(Data items)
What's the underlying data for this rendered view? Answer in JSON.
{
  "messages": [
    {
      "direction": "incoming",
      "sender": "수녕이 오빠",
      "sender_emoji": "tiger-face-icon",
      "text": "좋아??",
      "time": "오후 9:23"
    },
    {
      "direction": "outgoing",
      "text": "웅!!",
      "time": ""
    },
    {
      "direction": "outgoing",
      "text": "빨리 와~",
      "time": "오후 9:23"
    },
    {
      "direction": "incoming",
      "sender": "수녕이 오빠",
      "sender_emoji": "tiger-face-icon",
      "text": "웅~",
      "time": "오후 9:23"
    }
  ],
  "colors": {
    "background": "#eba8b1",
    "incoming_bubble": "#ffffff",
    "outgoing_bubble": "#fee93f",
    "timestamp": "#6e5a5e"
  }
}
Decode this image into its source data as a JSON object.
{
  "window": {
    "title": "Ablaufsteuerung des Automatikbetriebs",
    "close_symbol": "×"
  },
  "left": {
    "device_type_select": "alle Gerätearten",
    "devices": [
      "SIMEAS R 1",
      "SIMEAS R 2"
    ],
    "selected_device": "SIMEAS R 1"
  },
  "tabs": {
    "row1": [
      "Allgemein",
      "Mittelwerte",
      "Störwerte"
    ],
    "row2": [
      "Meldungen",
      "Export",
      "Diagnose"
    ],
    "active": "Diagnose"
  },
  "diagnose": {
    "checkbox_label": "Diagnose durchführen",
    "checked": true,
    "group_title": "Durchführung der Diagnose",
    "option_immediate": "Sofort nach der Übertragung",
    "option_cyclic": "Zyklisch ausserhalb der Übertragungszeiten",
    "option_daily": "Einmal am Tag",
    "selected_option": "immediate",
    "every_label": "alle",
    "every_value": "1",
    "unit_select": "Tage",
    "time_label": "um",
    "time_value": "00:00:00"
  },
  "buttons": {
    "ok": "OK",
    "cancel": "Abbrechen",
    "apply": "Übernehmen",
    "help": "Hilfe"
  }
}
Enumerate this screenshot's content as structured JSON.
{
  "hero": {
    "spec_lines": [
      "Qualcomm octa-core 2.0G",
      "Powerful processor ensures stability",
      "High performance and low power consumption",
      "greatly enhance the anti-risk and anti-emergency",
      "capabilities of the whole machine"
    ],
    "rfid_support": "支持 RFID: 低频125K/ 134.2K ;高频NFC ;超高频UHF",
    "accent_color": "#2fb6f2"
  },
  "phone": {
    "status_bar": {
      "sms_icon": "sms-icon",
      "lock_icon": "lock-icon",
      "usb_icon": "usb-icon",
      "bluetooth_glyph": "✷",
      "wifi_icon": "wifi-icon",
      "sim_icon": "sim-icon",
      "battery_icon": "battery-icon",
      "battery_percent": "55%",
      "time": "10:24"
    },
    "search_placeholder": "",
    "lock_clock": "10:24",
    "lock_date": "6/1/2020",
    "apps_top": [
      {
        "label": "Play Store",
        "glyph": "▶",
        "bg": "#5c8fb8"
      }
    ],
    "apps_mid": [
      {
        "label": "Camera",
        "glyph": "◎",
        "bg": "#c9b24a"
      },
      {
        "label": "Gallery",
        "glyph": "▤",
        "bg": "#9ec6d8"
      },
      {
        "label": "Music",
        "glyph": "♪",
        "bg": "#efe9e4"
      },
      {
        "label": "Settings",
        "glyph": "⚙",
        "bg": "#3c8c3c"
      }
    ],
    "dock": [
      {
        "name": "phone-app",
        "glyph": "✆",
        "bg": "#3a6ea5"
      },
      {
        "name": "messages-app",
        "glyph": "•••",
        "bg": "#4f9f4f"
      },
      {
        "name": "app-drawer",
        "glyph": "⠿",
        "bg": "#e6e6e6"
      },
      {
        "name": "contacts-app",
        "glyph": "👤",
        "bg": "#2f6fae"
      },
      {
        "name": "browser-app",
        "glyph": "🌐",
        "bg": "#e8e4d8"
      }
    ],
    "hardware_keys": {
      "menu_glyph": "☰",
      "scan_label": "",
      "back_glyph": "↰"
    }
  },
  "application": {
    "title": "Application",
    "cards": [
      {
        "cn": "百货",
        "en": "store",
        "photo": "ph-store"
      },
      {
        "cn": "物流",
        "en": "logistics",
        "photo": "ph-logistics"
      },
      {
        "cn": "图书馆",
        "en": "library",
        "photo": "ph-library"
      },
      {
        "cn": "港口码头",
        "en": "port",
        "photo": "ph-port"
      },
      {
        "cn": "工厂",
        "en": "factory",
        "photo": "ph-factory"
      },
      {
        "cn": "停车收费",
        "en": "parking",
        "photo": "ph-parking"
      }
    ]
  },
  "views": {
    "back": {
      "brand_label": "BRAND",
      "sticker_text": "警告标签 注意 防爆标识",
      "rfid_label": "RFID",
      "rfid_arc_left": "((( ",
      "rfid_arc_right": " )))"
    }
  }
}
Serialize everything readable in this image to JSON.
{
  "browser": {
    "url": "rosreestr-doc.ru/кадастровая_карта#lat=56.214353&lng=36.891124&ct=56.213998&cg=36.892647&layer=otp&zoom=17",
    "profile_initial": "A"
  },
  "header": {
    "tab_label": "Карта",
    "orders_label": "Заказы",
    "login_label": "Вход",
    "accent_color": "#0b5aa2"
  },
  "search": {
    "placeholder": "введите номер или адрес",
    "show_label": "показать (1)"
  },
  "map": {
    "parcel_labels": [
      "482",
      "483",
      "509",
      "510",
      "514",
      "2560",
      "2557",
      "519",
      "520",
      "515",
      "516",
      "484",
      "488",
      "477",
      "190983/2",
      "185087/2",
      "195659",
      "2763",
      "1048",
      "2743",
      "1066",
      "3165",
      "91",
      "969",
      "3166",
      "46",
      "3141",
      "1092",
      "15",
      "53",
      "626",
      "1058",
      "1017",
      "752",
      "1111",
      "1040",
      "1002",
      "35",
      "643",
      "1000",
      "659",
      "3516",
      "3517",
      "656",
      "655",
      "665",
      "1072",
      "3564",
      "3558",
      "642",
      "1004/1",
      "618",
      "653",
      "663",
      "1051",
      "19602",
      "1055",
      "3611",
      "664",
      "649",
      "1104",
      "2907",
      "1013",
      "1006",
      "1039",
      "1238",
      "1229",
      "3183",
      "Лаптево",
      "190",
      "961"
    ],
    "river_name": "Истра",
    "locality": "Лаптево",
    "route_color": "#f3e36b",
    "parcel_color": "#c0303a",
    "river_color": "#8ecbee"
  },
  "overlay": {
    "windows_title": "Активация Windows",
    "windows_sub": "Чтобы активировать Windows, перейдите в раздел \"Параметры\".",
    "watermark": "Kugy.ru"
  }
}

PROBLEM STATEMENT: Copy out the full set of records precisely, leaving nothing out.

FINAL RESULT:
What's the underlying data for this rendered view? Answer in JSON.
{
  "messages": [
    {
      "direction": "incoming",
      "sender": "수녕이 오빠",
      "sender_emoji": "tiger-face-icon",
      "text": "좋아??",
      "time": "오후 9:23"
    },
    {
      "direction": "outgoing",
      "text": "웅!!",
      "time": ""
    },
    {
      "direction": "outgoing",
      "text": "빨리 와~",
      "time": "오후 9:23"
    },
    {
      "direction": "incoming",
      "sender": "수녕이 오빠",
      "sender_emoji": "tiger-face-icon",
      "text": "웅~",
      "time": "오후 9:23"
    }
  ],
  "colors": {
    "background": "#eba8b1",
    "incoming_bubble": "#ffffff",
    "outgoing_bubble": "#fee93f",
    "timestamp": "#6e5a5e"
  }
}
Decode this image into its source data as a JSON object.
{
  "window": {
    "title": "Ablaufsteuerung des Automatikbetriebs",
    "close_symbol": "×"
  },
  "left": {
    "device_type_select": "alle Gerätearten",
    "devices": [
      "SIMEAS R 1",
      "SIMEAS R 2"
    ],
    "selected_device": "SIMEAS R 1"
  },
  "tabs": {
    "row1": [
      "Allgemein",
      "Mittelwerte",
      "Störwerte"
    ],
    "row2": [
      "Meldungen",
      "Export",
      "Diagnose"
    ],
    "active": "Diagnose"
  },
  "diagnose": {
    "checkbox_label": "Diagnose durchführen",
    "checked": true,
    "group_title": "Durchführung der Diagnose",
    "option_immediate": "Sofort nach der Übertragung",
    "option_cyclic": "Zyklisch ausserhalb der Übertragungszeiten",
    "option_daily": "Einmal am Tag",
    "selected_option": "immediate",
    "every_label": "alle",
    "every_value": "1",
    "unit_select": "Tage",
    "time_label": "um",
    "time_value": "00:00:00"
  },
  "buttons": {
    "ok": "OK",
    "cancel": "Abbrechen",
    "apply": "Übernehmen",
    "help": "Hilfe"
  }
}
Enumerate this screenshot's content as structured JSON.
{
  "hero": {
    "spec_lines": [
      "Qualcomm octa-core 2.0G",
      "Powerful processor ensures stability",
      "High performance and low power consumption",
      "greatly enhance the anti-risk and anti-emergency",
      "capabilities of the whole machine"
    ],
    "rfid_support": "支持 RFID: 低频125K/ 134.2K ;高频NFC ;超高频UHF",
    "accent_color": "#2fb6f2"
  },
  "phone": {
    "status_bar": {
      "sms_icon": "sms-icon",
      "lock_icon": "lock-icon",
      "usb_icon": "usb-icon",
      "bluetooth_glyph": "✷",
      "wifi_icon": "wifi-icon",
      "sim_icon": "sim-icon",
      "battery_icon": "battery-icon",
      "battery_percent": "55%",
      "time": "10:24"
    },
    "search_placeholder": "",
    "lock_clock": "10:24",
    "lock_date": "6/1/2020",
    "apps_top": [
      {
        "label": "Play Store",
        "glyph": "▶",
        "bg": "#5c8fb8"
      }
    ],
    "apps_mid": [
      {
        "label": "Camera",
        "glyph": "◎",
        "bg": "#c9b24a"
      },
      {
        "label": "Gallery",
        "glyph": "▤",
        "bg": "#9ec6d8"
      },
      {
        "label": "Music",
        "glyph": "♪",
        "bg": "#efe9e4"
      },
      {
        "label": "Settings",
        "glyph": "⚙",
        "bg": "#3c8c3c"
      }
    ],
    "dock": [
      {
        "name": "phone-app",
        "glyph": "✆",
        "bg": "#3a6ea5"
      },
      {
        "name": "messages-app",
        "glyph": "•••",
        "bg": "#4f9f4f"
      },
      {
        "name": "app-drawer",
        "glyph": "⠿",
        "bg": "#e6e6e6"
      },
      {
        "name": "contacts-app",
        "glyph": "👤",
        "bg": "#2f6fae"
      },
      {
        "name": "browser-app",
        "glyph": "🌐",
        "bg": "#e8e4d8"
      }
    ],
    "hardware_keys": {
      "menu_glyph": "☰",
      "scan_label": "",
      "back_glyph": "↰"
    }
  },
  "application": {
    "title": "Application",
    "cards": [
      {
        "cn": "百货",
        "en": "store",
        "photo": "ph-store"
      },
      {
        "cn": "物流",
        "en": "logistics",
        "photo": "ph-logistics"
      },
      {
        "cn": "图书馆",
        "en": "library",
        "photo": "ph-library"
      },
      {
        "cn": "港口码头",
        "en": "port",
        "photo": "ph-port"
      },
      {
        "cn": "工厂",
        "en": "factory",
        "photo": "ph-factory"
      },
      {
        "cn": "停车收费",
        "en": "parking",
        "photo": "ph-parking"
      }
    ]
  },
  "views": {
    "back": {
      "brand_label": "BRAND",
      "sticker_text": "警告标签 注意 防爆标识",
      "rfid_label": "RFID",
      "rfid_arc_left": "((( ",
      "rfid_arc_right": " )))"
    }
  }
}
Serialize everything readable in this image to JSON.
{
  "browser": {
    "url": "rosreestr-doc.ru/кадастровая_карта#lat=56.214353&lng=36.891124&ct=56.213998&cg=36.892647&layer=otp&zoom=17",
    "profile_initial": "A"
  },
  "header": {
    "tab_label": "Карта",
    "orders_label": "Заказы",
    "login_label": "Вход",
    "accent_color": "#0b5aa2"
  },
  "search": {
    "placeholder": "введите номер или адрес",
    "show_label": "показать (1)"
  },
  "map": {
    "parcel_labels": [
      "482",
      "483",
      "509",
      "510",
      "514",
      "2560",
      "2557",
      "519",
      "520",
      "515",
      "516",
      "484",
      "488",
      "477",
      "190983/2",
      "185087/2",
      "195659",
      "2763",
      "1048",
      "2743",
      "1066",
      "3165",
      "91",
      "969",
      "3166",
      "46",
      "3141",
      "1092",
      "15",
      "53",
      "626",
      "1058",
      "1017",
      "752",
      "1111",
      "1040",
      "1002",
      "35",
      "643",
      "1000",
      "659",
      "3516",
      "3517",
      "656",
      "655",
      "665",
      "1072",
      "3564",
      "3558",
      "642",
      "1004/1",
      "618",
      "653",
      "663",
      "1051",
      "19602",
      "1055",
      "3611",
      "664",
      "649",
      "1104",
      "2907",
      "1013",
      "1006",
      "1039",
      "1238",
      "1229",
      "3183",
      "Лаптево",
      "190",
      "961"
    ],
    "river_name": "Истра",
    "locality": "Лаптево",
    "route_color": "#f3e36b",
    "parcel_color": "#c0303a",
    "river_color": "#8ecbee"
  },
  "overlay": {
    "windows_title": "Активация Windows",
    "windows_sub": "Чтобы активировать Windows, перейдите в раздел \"Параметры\".",
    "watermark": "Kugy.ru"
  }
}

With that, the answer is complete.